---------- Record list ----------

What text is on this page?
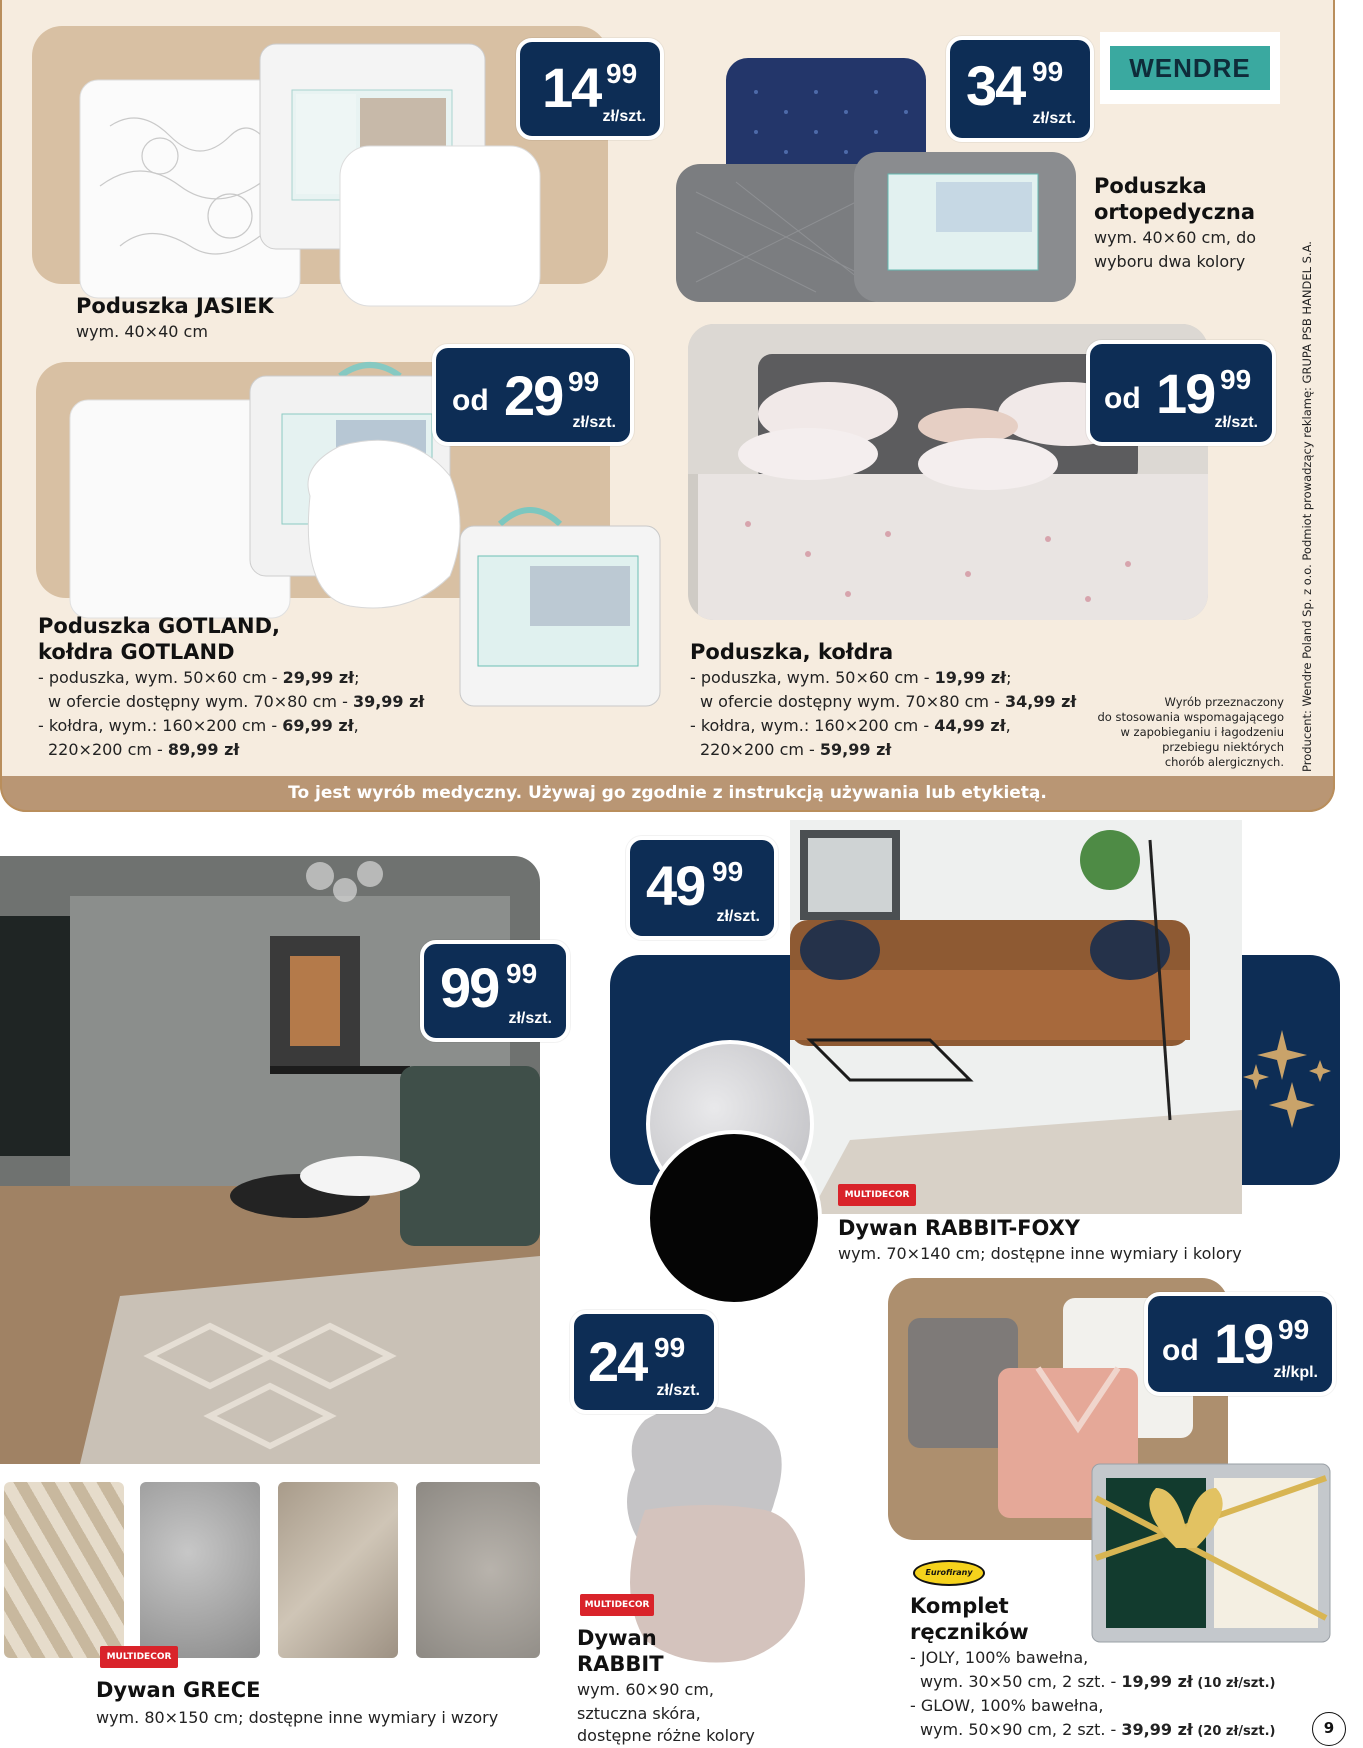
14 99
zł/szt.
Poduszka JASIEK
wym. 40×40 cm
34 99
zł/szt.
WENDRE
Poduszka
ortopedyczna
wym. 40×60 cm, do
wyboru dwa kolory
od 29 99
zł/szt.
Poduszka GOTLAND,
kołdra GOTLAND
- poduszka, wym. 50×60 cm - 29,99 zł;
w ofercie dostępny wym. 70×80 cm - 39,99 zł
- kołdra, wym.: 160×200 cm - 69,99 zł,
220×200 cm - 89,99 zł
od 19 99
zł/szt.
Poduszka, kołdra
- poduszka, wym. 50×60 cm - 19,99 zł;
w ofercie dostępny wym. 70×80 cm - 34,99 zł
- kołdra, wym.: 160×200 cm - 44,99 zł,
220×200 cm - 59,99 zł
Wyrób przeznaczony
do stosowania wspomagającego
w zapobieganiu i łagodzeniu
przebiegu niektórych
chorób alergicznych. Producent: Wendre Poland Sp. z o.o. Podmiot prowadzący reklamę: GRUPA PSB HANDEL S.A.
To jest wyrób medyczny. Używaj go zgodnie z instrukcją używania lub etykietą.
99 99
zł/szt.
MULTIDECOR
Dywan GRECE
wym. 80×150 cm; dostępne inne wymiary i wzory
49 99
zł/szt.
MULTIDECOR
Dywan RABBIT-FOXY
wym. 70×140 cm; dostępne inne wymiary i kolory
24 99
zł/szt.
MULTIDECOR
Dywan
RABBIT
wym. 60×90 cm,
sztuczna skóra,
dostępne różne kolory
od 19 99
zł/kpl.
Eurofirany
Komplet
ręczników
- JOLY, 100% bawełna,
wym. 30×50 cm, 2 szt. - 19,99 zł (10 zł/szt.)
- GLOW, 100% bawełna,
wym. 50×90 cm, 2 szt. - 39,99 zł (20 zł/szt.)	9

----------

# Work to be completed
Find the string "ofercie" in the records, then copy each line where it occurs.

# Written answer
w ofercie dostępny wym. 70×80 cm - 39,99 zł
w ofercie dostępny wym. 70×80 cm - 34,99 zł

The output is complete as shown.